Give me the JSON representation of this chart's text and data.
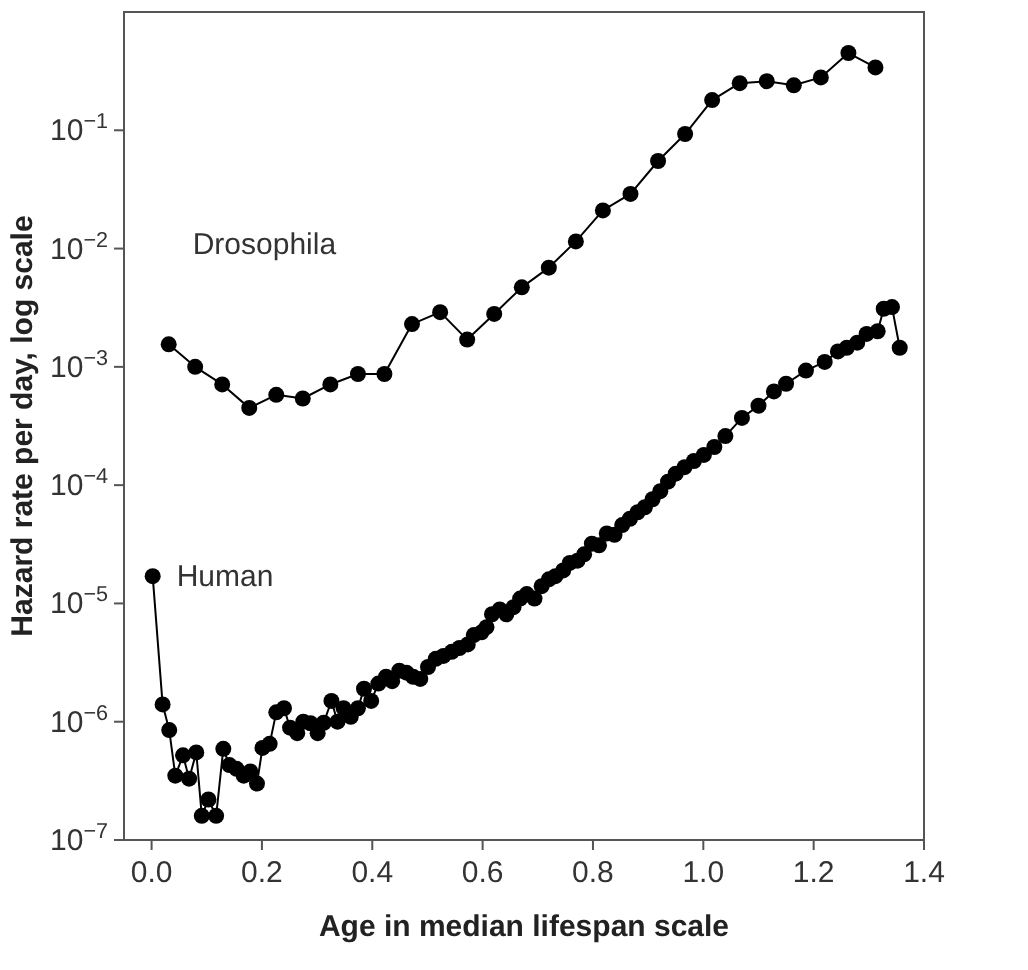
{
  "chart_data": {
    "type": "line",
    "xlabel": "Age in median lifespan scale",
    "ylabel": "Hazard rate per day, log scale",
    "log": "y",
    "marker": "circle",
    "line_style": "solid",
    "grid": false,
    "xlim": [
      -0.05,
      1.4
    ],
    "xticks": [
      {
        "value": 0,
        "label": "0.0"
      },
      0.2,
      0.4,
      0.6,
      0.8,
      {
        "value": 1,
        "label": "1.0"
      },
      1.2,
      1.4
    ],
    "ylim": [
      1e-07,
      1
    ],
    "yticks": [
      {
        "value": 1e-07,
        "label": "10$^{−7}$"
      },
      {
        "value": 1e-06,
        "label": "10$^{−6}$"
      },
      {
        "value": 1e-05,
        "label": "10$^{−5}$"
      },
      {
        "value": 0.0001,
        "label": "10$^{−4}$"
      },
      {
        "value": 0.001,
        "label": "10$^{−3}$"
      },
      {
        "value": 0.01,
        "label": "10$^{−2}$"
      },
      {
        "value": 0.1,
        "label": "10$^{−1}$"
      }
    ],
    "series": [
      {
        "name": "Drosophila",
        "color": "#000000",
        "x": [
          0.031,
          0.079,
          0.128,
          0.177,
          0.226,
          0.274,
          0.324,
          0.374,
          0.422,
          0.472,
          0.523,
          0.572,
          0.621,
          0.671,
          0.72,
          0.769,
          0.818,
          0.868,
          0.918,
          0.967,
          1.016,
          1.066,
          1.115,
          1.164,
          1.213,
          1.263,
          1.312
        ],
        "values": [
          0.00155,
          0.001,
          0.00071,
          0.00045,
          0.00058,
          0.00054,
          0.00071,
          0.00087,
          0.00087,
          0.0023,
          0.0029,
          0.0017,
          0.0028,
          0.0047,
          0.0069,
          0.0115,
          0.021,
          0.029,
          0.055,
          0.093,
          0.18,
          0.25,
          0.26,
          0.24,
          0.28,
          0.45,
          0.34
        ]
      },
      {
        "name": "Human",
        "color": "#000000",
        "x": [
          0.002,
          0.02,
          0.032,
          0.043,
          0.057,
          0.068,
          0.081,
          0.091,
          0.103,
          0.117,
          0.13,
          0.141,
          0.154,
          0.167,
          0.179,
          0.191,
          0.201,
          0.214,
          0.226,
          0.24,
          0.251,
          0.264,
          0.275,
          0.288,
          0.301,
          0.312,
          0.326,
          0.337,
          0.348,
          0.361,
          0.374,
          0.385,
          0.398,
          0.411,
          0.425,
          0.436,
          0.449,
          0.462,
          0.474,
          0.487,
          0.501,
          0.515,
          0.529,
          0.544,
          0.558,
          0.573,
          0.584,
          0.598,
          0.607,
          0.617,
          0.631,
          0.643,
          0.656,
          0.668,
          0.68,
          0.694,
          0.707,
          0.72,
          0.732,
          0.746,
          0.758,
          0.772,
          0.784,
          0.798,
          0.811,
          0.825,
          0.839,
          0.853,
          0.867,
          0.881,
          0.894,
          0.908,
          0.922,
          0.936,
          0.95,
          0.966,
          0.983,
          1.001,
          1.02,
          1.04,
          1.07,
          1.1,
          1.128,
          1.15,
          1.186,
          1.22,
          1.244,
          1.26,
          1.279,
          1.296,
          1.316,
          1.327,
          1.342,
          1.356
        ],
        "values": [
          1.7e-05,
          1.4e-06,
          8.5e-07,
          3.5e-07,
          5.2e-07,
          3.3e-07,
          5.5e-07,
          1.6e-07,
          2.2e-07,
          1.6e-07,
          5.9e-07,
          4.3e-07,
          4e-07,
          3.5e-07,
          3.8e-07,
          3e-07,
          6e-07,
          6.5e-07,
          1.2e-06,
          1.3e-06,
          8.9e-07,
          8e-07,
          1e-06,
          9.7e-07,
          8e-07,
          9.8e-07,
          1.5e-06,
          1e-06,
          1.3e-06,
          1.1e-06,
          1.3e-06,
          1.9e-06,
          1.5e-06,
          2.1e-06,
          2.4e-06,
          2.2e-06,
          2.7e-06,
          2.6e-06,
          2.4e-06,
          2.3e-06,
          2.9e-06,
          3.4e-06,
          3.6e-06,
          3.9e-06,
          4.2e-06,
          4.5e-06,
          5.4e-06,
          5.7e-06,
          6.3e-06,
          8.1e-06,
          8.9e-06,
          8.1e-06,
          9.3e-06,
          1.1e-05,
          1.2e-05,
          1.1e-05,
          1.4e-05,
          1.6e-05,
          1.7e-05,
          1.9e-05,
          2.2e-05,
          2.3e-05,
          2.6e-05,
          3.2e-05,
          3.1e-05,
          3.9e-05,
          3.8e-05,
          4.6e-05,
          5.2e-05,
          5.9e-05,
          6.5e-05,
          7.6e-05,
          8.9e-05,
          0.000107,
          0.000125,
          0.000142,
          0.00016,
          0.00018,
          0.00021,
          0.00026,
          0.00037,
          0.00047,
          0.00062,
          0.00072,
          0.00093,
          0.0011,
          0.00135,
          0.00145,
          0.0016,
          0.0019,
          0.002,
          0.0031,
          0.0032,
          0.00145
        ]
      }
    ]
  }
}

§ **Written task**
Copy all the records above exactly, but leave out the pictures.

§ **Output of the task**
Give me the JSON representation of this chart's text and data.
{
  "chart_data": {
    "type": "line",
    "xlabel": "Age in median lifespan scale",
    "ylabel": "Hazard rate per day, log scale",
    "log": "y",
    "marker": "circle",
    "line_style": "solid",
    "grid": false,
    "xlim": [
      -0.05,
      1.4
    ],
    "xticks": [
      {
        "value": 0,
        "label": "0.0"
      },
      0.2,
      0.4,
      0.6,
      0.8,
      {
        "value": 1,
        "label": "1.0"
      },
      1.2,
      1.4
    ],
    "ylim": [
      1e-07,
      1
    ],
    "yticks": [
      {
        "value": 1e-07,
        "label": "10$^{−7}$"
      },
      {
        "value": 1e-06,
        "label": "10$^{−6}$"
      },
      {
        "value": 1e-05,
        "label": "10$^{−5}$"
      },
      {
        "value": 0.0001,
        "label": "10$^{−4}$"
      },
      {
        "value": 0.001,
        "label": "10$^{−3}$"
      },
      {
        "value": 0.01,
        "label": "10$^{−2}$"
      },
      {
        "value": 0.1,
        "label": "10$^{−1}$"
      }
    ],
    "series": [
      {
        "name": "Drosophila",
        "color": "#000000",
        "x": [
          0.031,
          0.079,
          0.128,
          0.177,
          0.226,
          0.274,
          0.324,
          0.374,
          0.422,
          0.472,
          0.523,
          0.572,
          0.621,
          0.671,
          0.72,
          0.769,
          0.818,
          0.868,
          0.918,
          0.967,
          1.016,
          1.066,
          1.115,
          1.164,
          1.213,
          1.263,
          1.312
        ],
        "values": [
          0.00155,
          0.001,
          0.00071,
          0.00045,
          0.00058,
          0.00054,
          0.00071,
          0.00087,
          0.00087,
          0.0023,
          0.0029,
          0.0017,
          0.0028,
          0.0047,
          0.0069,
          0.0115,
          0.021,
          0.029,
          0.055,
          0.093,
          0.18,
          0.25,
          0.26,
          0.24,
          0.28,
          0.45,
          0.34
        ]
      },
      {
        "name": "Human",
        "color": "#000000",
        "x": [
          0.002,
          0.02,
          0.032,
          0.043,
          0.057,
          0.068,
          0.081,
          0.091,
          0.103,
          0.117,
          0.13,
          0.141,
          0.154,
          0.167,
          0.179,
          0.191,
          0.201,
          0.214,
          0.226,
          0.24,
          0.251,
          0.264,
          0.275,
          0.288,
          0.301,
          0.312,
          0.326,
          0.337,
          0.348,
          0.361,
          0.374,
          0.385,
          0.398,
          0.411,
          0.425,
          0.436,
          0.449,
          0.462,
          0.474,
          0.487,
          0.501,
          0.515,
          0.529,
          0.544,
          0.558,
          0.573,
          0.584,
          0.598,
          0.607,
          0.617,
          0.631,
          0.643,
          0.656,
          0.668,
          0.68,
          0.694,
          0.707,
          0.72,
          0.732,
          0.746,
          0.758,
          0.772,
          0.784,
          0.798,
          0.811,
          0.825,
          0.839,
          0.853,
          0.867,
          0.881,
          0.894,
          0.908,
          0.922,
          0.936,
          0.95,
          0.966,
          0.983,
          1.001,
          1.02,
          1.04,
          1.07,
          1.1,
          1.128,
          1.15,
          1.186,
          1.22,
          1.244,
          1.26,
          1.279,
          1.296,
          1.316,
          1.327,
          1.342,
          1.356
        ],
        "values": [
          1.7e-05,
          1.4e-06,
          8.5e-07,
          3.5e-07,
          5.2e-07,
          3.3e-07,
          5.5e-07,
          1.6e-07,
          2.2e-07,
          1.6e-07,
          5.9e-07,
          4.3e-07,
          4e-07,
          3.5e-07,
          3.8e-07,
          3e-07,
          6e-07,
          6.5e-07,
          1.2e-06,
          1.3e-06,
          8.9e-07,
          8e-07,
          1e-06,
          9.7e-07,
          8e-07,
          9.8e-07,
          1.5e-06,
          1e-06,
          1.3e-06,
          1.1e-06,
          1.3e-06,
          1.9e-06,
          1.5e-06,
          2.1e-06,
          2.4e-06,
          2.2e-06,
          2.7e-06,
          2.6e-06,
          2.4e-06,
          2.3e-06,
          2.9e-06,
          3.4e-06,
          3.6e-06,
          3.9e-06,
          4.2e-06,
          4.5e-06,
          5.4e-06,
          5.7e-06,
          6.3e-06,
          8.1e-06,
          8.9e-06,
          8.1e-06,
          9.3e-06,
          1.1e-05,
          1.2e-05,
          1.1e-05,
          1.4e-05,
          1.6e-05,
          1.7e-05,
          1.9e-05,
          2.2e-05,
          2.3e-05,
          2.6e-05,
          3.2e-05,
          3.1e-05,
          3.9e-05,
          3.8e-05,
          4.6e-05,
          5.2e-05,
          5.9e-05,
          6.5e-05,
          7.6e-05,
          8.9e-05,
          0.000107,
          0.000125,
          0.000142,
          0.00016,
          0.00018,
          0.00021,
          0.00026,
          0.00037,
          0.00047,
          0.00062,
          0.00072,
          0.00093,
          0.0011,
          0.00135,
          0.00145,
          0.0016,
          0.0019,
          0.002,
          0.0031,
          0.0032,
          0.00145
        ]
      }
    ]
  }
}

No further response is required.